WHAT IS REQUIRED: Copy out all lines where "marker" appears.

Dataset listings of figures
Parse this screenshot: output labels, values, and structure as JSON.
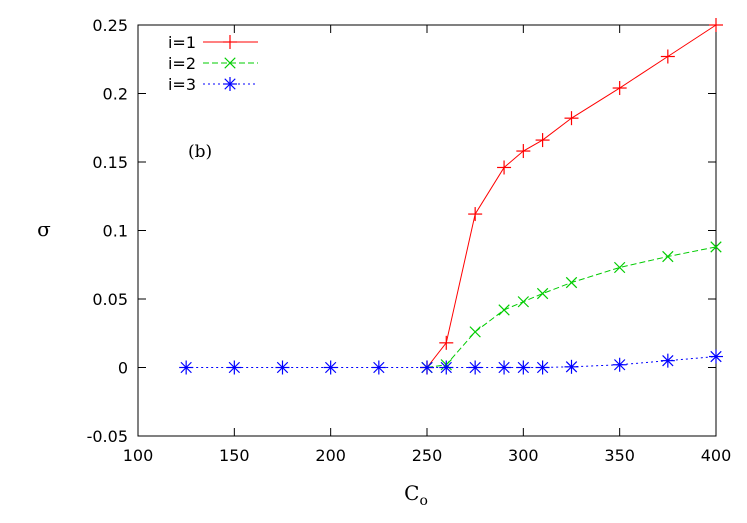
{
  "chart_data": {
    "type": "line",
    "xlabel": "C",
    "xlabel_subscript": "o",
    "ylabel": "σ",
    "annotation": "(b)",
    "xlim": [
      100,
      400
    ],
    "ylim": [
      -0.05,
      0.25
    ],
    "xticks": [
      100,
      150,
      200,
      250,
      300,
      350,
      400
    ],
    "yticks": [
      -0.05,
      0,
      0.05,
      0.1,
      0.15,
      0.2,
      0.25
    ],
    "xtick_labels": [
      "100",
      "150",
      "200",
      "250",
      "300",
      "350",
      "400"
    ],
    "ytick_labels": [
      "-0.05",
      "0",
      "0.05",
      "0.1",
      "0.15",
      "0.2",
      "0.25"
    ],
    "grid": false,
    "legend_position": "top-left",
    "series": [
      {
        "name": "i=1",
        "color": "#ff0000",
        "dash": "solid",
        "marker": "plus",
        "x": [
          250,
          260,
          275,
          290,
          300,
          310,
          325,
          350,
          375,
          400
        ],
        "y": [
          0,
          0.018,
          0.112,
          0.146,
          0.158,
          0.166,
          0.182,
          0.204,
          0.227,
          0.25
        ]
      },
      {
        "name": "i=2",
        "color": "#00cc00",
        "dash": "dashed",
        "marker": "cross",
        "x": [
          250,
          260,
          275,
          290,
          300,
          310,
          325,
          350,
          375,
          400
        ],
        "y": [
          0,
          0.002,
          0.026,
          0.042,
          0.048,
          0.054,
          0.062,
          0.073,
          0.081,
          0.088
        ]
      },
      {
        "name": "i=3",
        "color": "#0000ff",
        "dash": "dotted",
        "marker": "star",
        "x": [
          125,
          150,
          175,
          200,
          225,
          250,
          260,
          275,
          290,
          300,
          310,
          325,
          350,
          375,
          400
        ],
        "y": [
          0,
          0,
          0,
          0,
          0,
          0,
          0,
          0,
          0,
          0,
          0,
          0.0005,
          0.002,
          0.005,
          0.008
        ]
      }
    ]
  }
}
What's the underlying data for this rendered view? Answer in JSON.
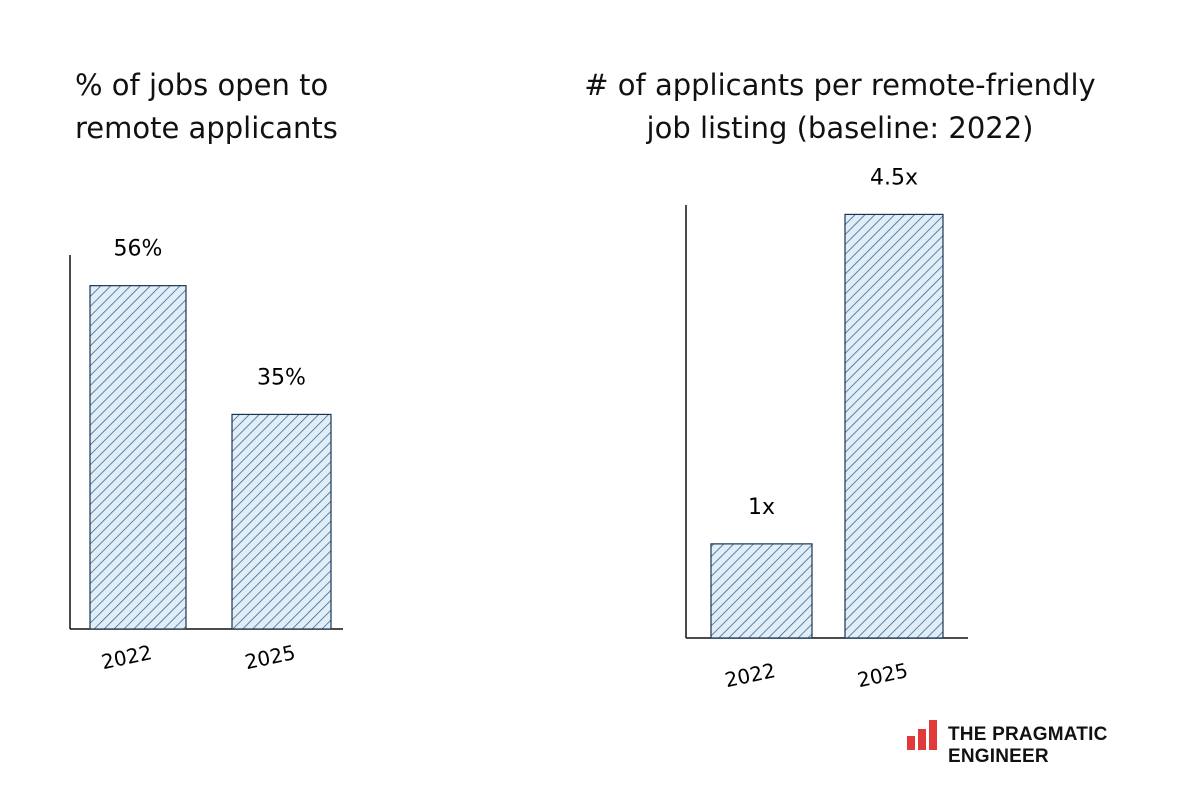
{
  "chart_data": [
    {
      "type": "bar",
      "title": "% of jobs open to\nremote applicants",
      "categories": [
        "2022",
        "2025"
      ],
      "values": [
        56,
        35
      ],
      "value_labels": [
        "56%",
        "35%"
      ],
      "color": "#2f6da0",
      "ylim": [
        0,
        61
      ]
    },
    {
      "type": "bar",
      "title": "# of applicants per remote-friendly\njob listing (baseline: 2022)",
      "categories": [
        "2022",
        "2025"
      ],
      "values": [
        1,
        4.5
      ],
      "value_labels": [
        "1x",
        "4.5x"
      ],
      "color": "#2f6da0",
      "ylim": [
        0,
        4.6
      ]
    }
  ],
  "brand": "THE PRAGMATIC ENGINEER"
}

...

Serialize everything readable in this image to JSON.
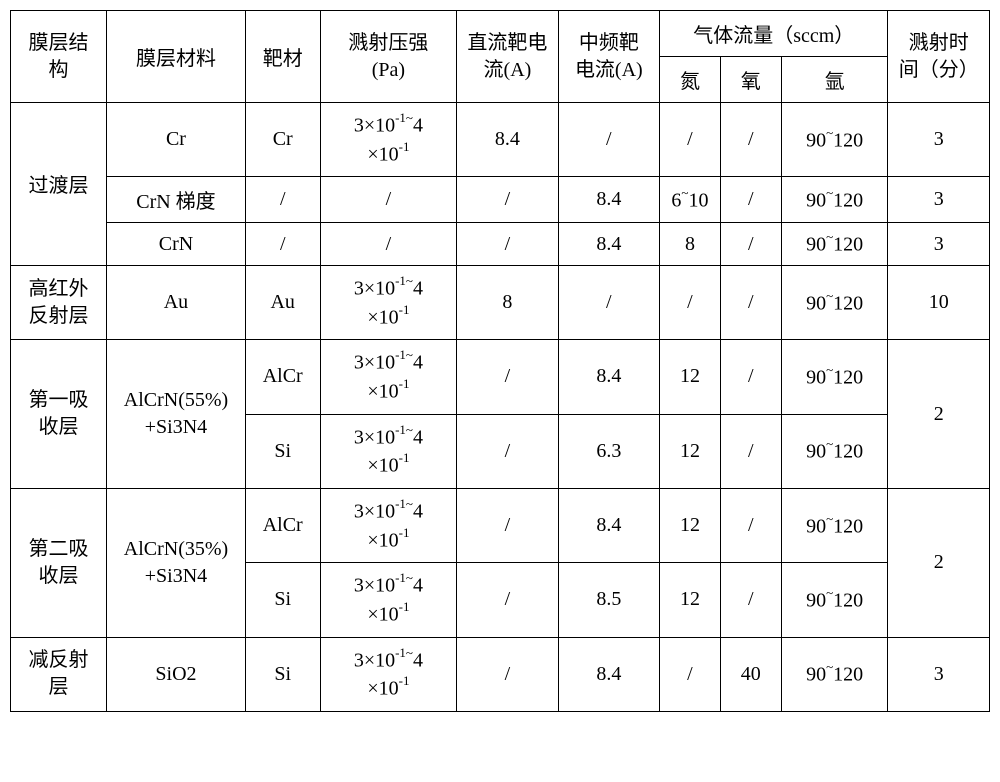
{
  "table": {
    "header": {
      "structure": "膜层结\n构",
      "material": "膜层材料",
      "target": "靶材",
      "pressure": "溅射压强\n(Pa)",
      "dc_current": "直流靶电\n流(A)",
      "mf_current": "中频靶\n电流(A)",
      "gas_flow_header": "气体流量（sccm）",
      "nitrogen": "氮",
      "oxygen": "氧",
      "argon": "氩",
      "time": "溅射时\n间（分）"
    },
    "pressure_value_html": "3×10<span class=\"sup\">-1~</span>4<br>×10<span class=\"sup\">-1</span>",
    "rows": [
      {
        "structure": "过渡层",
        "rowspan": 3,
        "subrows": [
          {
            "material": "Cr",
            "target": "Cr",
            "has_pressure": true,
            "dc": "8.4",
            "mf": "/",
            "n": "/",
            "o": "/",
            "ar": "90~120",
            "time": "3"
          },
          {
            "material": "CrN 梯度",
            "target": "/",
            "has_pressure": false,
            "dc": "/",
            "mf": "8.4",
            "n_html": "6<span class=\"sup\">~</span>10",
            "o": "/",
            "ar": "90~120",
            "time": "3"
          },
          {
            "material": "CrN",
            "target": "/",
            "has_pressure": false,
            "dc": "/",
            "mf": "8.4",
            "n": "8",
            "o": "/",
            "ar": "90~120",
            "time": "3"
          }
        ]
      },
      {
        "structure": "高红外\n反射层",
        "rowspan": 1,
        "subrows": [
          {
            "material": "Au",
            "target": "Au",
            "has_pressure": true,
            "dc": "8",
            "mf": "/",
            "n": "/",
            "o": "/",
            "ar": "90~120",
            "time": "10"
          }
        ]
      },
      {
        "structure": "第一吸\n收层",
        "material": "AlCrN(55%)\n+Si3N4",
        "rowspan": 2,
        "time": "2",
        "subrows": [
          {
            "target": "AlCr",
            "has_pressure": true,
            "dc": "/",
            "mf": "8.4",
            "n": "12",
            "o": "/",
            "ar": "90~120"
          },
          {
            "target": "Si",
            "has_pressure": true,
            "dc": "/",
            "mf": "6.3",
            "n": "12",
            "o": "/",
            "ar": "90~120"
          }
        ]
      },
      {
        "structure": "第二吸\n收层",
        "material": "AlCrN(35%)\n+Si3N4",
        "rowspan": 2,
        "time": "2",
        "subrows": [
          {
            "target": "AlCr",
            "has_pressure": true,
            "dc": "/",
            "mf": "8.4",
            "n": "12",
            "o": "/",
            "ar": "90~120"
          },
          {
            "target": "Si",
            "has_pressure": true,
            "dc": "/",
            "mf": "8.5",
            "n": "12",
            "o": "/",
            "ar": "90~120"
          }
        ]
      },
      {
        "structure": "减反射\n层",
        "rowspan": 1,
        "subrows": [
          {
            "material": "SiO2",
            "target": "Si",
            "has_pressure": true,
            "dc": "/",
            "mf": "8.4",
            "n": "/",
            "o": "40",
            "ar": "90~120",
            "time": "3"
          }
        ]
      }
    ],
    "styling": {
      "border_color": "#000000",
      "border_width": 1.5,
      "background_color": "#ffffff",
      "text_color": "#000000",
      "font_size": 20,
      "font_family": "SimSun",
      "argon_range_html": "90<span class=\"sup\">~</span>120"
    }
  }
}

TASK OUTPUT:
        "marker": "plus",
        "marker": "cross",
        "marker": "star",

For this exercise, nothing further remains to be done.